→ **Source data**:
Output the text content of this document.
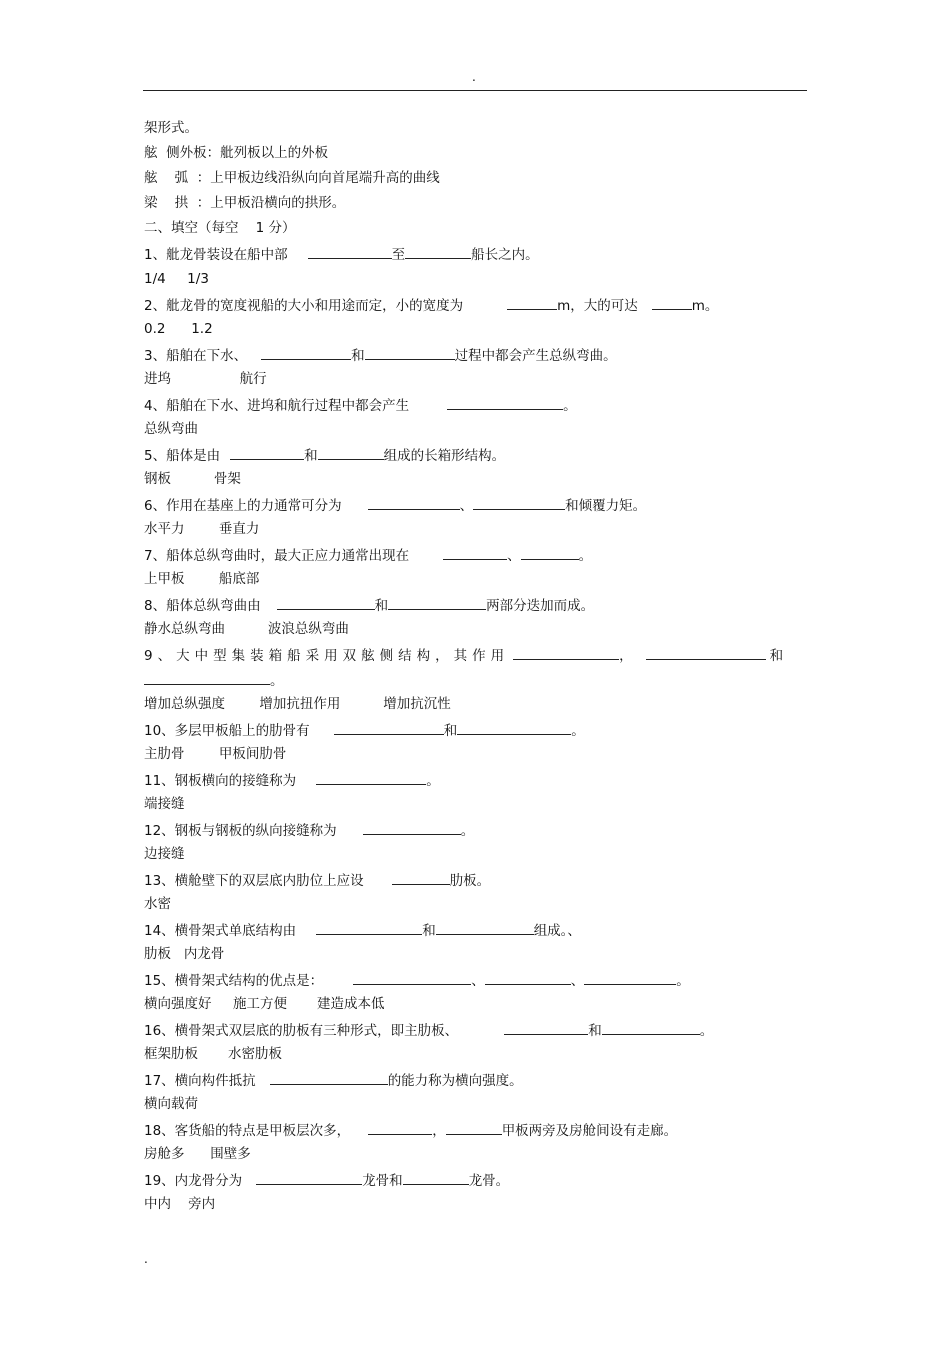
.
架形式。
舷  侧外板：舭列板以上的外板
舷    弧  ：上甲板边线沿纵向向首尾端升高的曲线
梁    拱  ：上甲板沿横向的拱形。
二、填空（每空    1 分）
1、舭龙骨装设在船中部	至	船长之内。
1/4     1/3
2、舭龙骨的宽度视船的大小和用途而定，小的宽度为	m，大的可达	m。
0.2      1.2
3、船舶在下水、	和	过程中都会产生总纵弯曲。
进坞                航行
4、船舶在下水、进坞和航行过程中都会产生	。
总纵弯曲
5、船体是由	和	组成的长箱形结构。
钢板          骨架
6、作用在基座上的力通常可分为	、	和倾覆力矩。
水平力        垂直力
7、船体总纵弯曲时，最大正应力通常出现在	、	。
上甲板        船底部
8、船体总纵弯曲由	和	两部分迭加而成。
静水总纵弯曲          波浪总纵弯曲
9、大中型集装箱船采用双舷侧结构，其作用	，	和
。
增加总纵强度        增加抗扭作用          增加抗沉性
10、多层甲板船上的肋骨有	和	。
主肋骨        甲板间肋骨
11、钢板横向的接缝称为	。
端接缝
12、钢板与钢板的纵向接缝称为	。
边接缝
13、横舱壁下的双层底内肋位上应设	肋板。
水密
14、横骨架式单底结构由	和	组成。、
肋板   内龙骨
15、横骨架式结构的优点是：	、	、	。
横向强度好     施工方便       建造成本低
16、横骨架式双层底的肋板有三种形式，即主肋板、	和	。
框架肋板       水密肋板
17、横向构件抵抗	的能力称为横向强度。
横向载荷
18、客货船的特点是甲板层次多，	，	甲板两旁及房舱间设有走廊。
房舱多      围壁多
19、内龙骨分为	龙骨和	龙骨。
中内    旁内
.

→ **THE EXERCISE**: State the number of lines above that hold the string "船舶在下水", with nothing added.

→ **IN RESPONSE**: 2